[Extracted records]
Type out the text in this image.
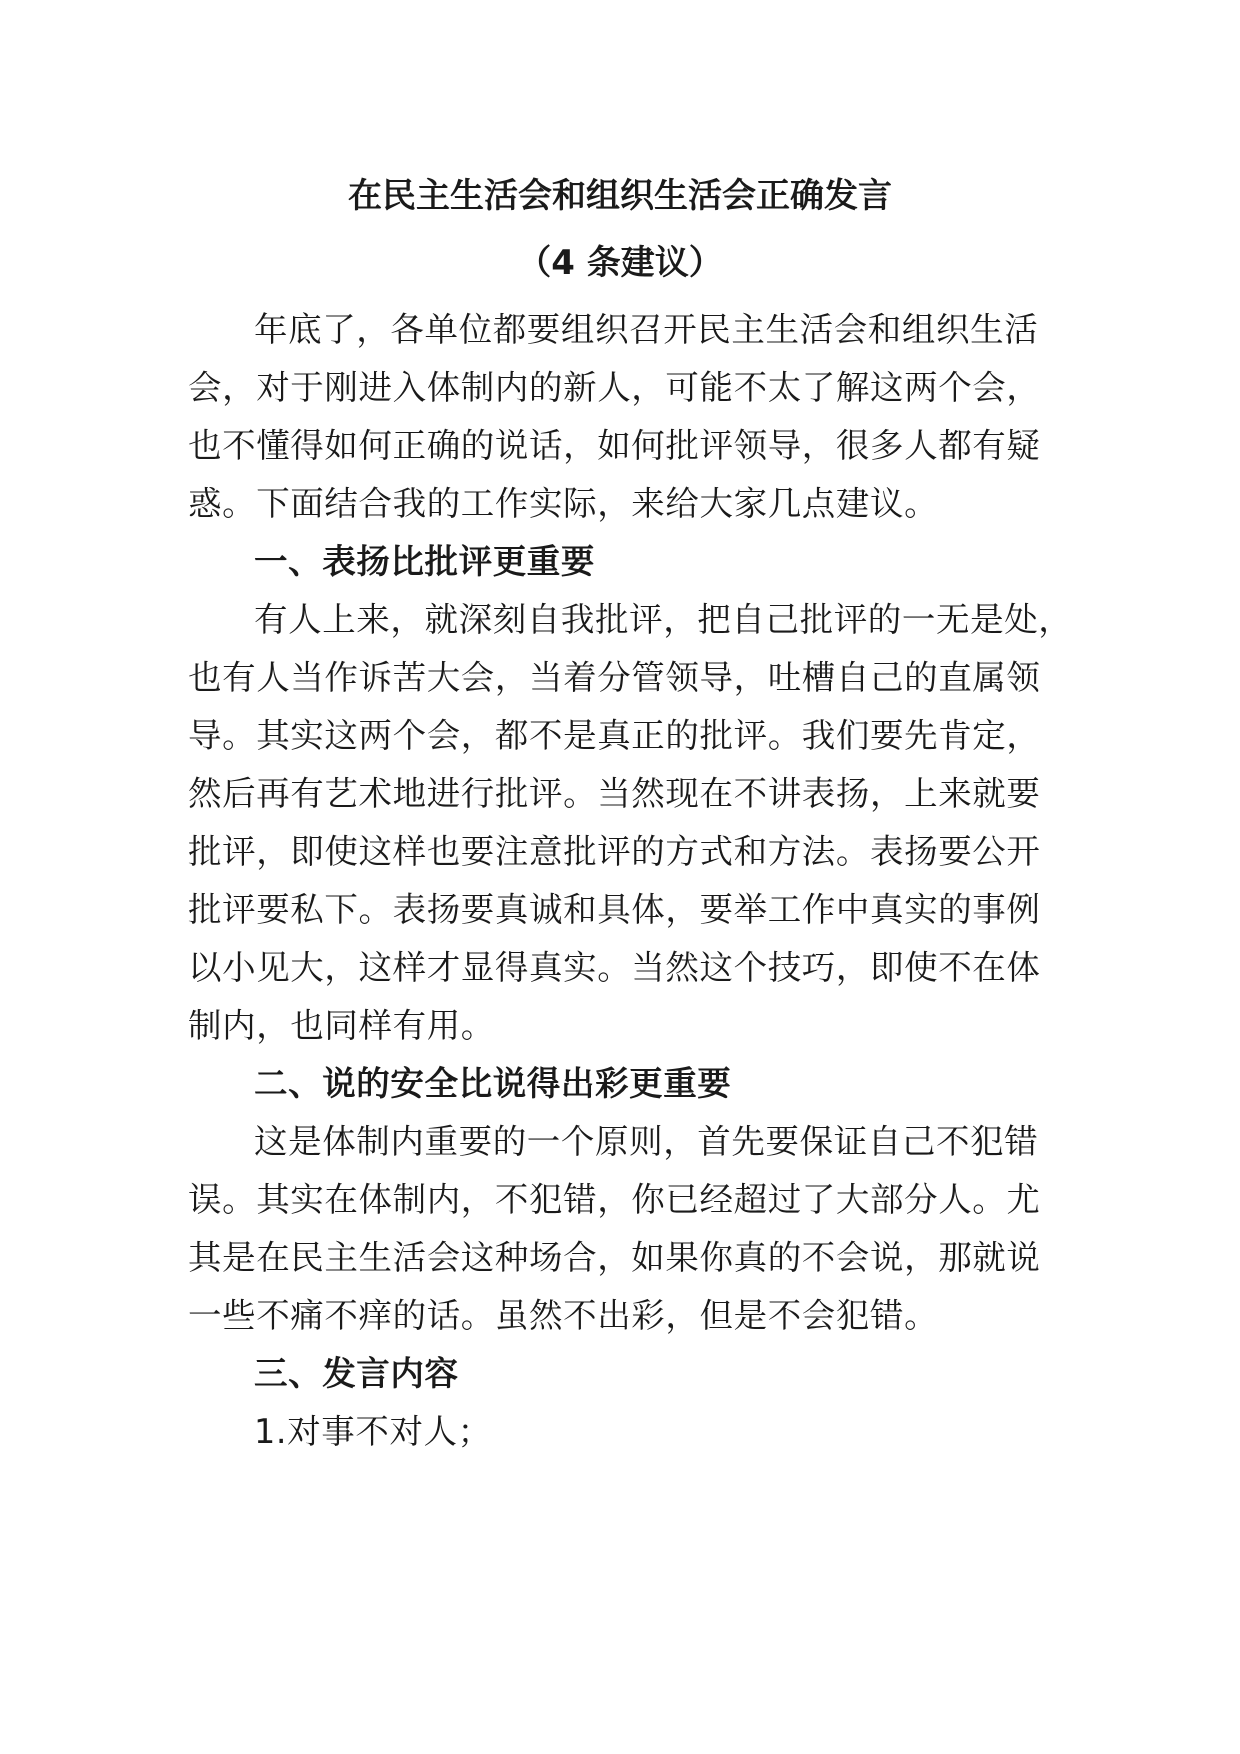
在民主生活会和组织生活会正确发言
（4 条建议）
年底了，各单位都要组织召开民主生活会和组织生活
会，对于刚进入体制内的新人，可能不太了解这两个会，
也不懂得如何正确的说话，如何批评领导，很多人都有疑
惑。下面结合我的工作实际，来给大家几点建议。
一、表扬比批评更重要
有人上来，就深刻自我批评，把自己批评的一无是处，
也有人当作诉苦大会，当着分管领导，吐槽自己的直属领
导。其实这两个会，都不是真正的批评。我们要先肯定，
然后再有艺术地进行批评。当然现在不讲表扬，上来就要
批评，即使这样也要注意批评的方式和方法。表扬要公开
批评要私下。表扬要真诚和具体，要举工作中真实的事例
以小见大，这样才显得真实。当然这个技巧，即使不在体
制内，也同样有用。
二、说的安全比说得出彩更重要
这是体制内重要的一个原则，首先要保证自己不犯错
误。其实在体制内，不犯错，你已经超过了大部分人。尤
其是在民主生活会这种场合，如果你真的不会说，那就说
一些不痛不痒的话。虽然不出彩，但是不会犯错。
三、发言内容
1.对事不对人；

• **TASK BRIEF**: Reproduce all entries without any change, and omit the pictures.

• **SOLUTION TO THE EXERCISE**:
Type out the text in this image.
在民主生活会和组织生活会正确发言
（4 条建议）
年底了，各单位都要组织召开民主生活会和组织生活
会，对于刚进入体制内的新人，可能不太了解这两个会，
也不懂得如何正确的说话，如何批评领导，很多人都有疑
惑。下面结合我的工作实际，来给大家几点建议。
一、表扬比批评更重要
有人上来，就深刻自我批评，把自己批评的一无是处，
也有人当作诉苦大会，当着分管领导，吐槽自己的直属领
导。其实这两个会，都不是真正的批评。我们要先肯定，
然后再有艺术地进行批评。当然现在不讲表扬，上来就要
批评，即使这样也要注意批评的方式和方法。表扬要公开
批评要私下。表扬要真诚和具体，要举工作中真实的事例
以小见大，这样才显得真实。当然这个技巧，即使不在体
制内，也同样有用。
二、说的安全比说得出彩更重要
这是体制内重要的一个原则，首先要保证自己不犯错
误。其实在体制内，不犯错，你已经超过了大部分人。尤
其是在民主生活会这种场合，如果你真的不会说，那就说
一些不痛不痒的话。虽然不出彩，但是不会犯错。
三、发言内容
1.对事不对人；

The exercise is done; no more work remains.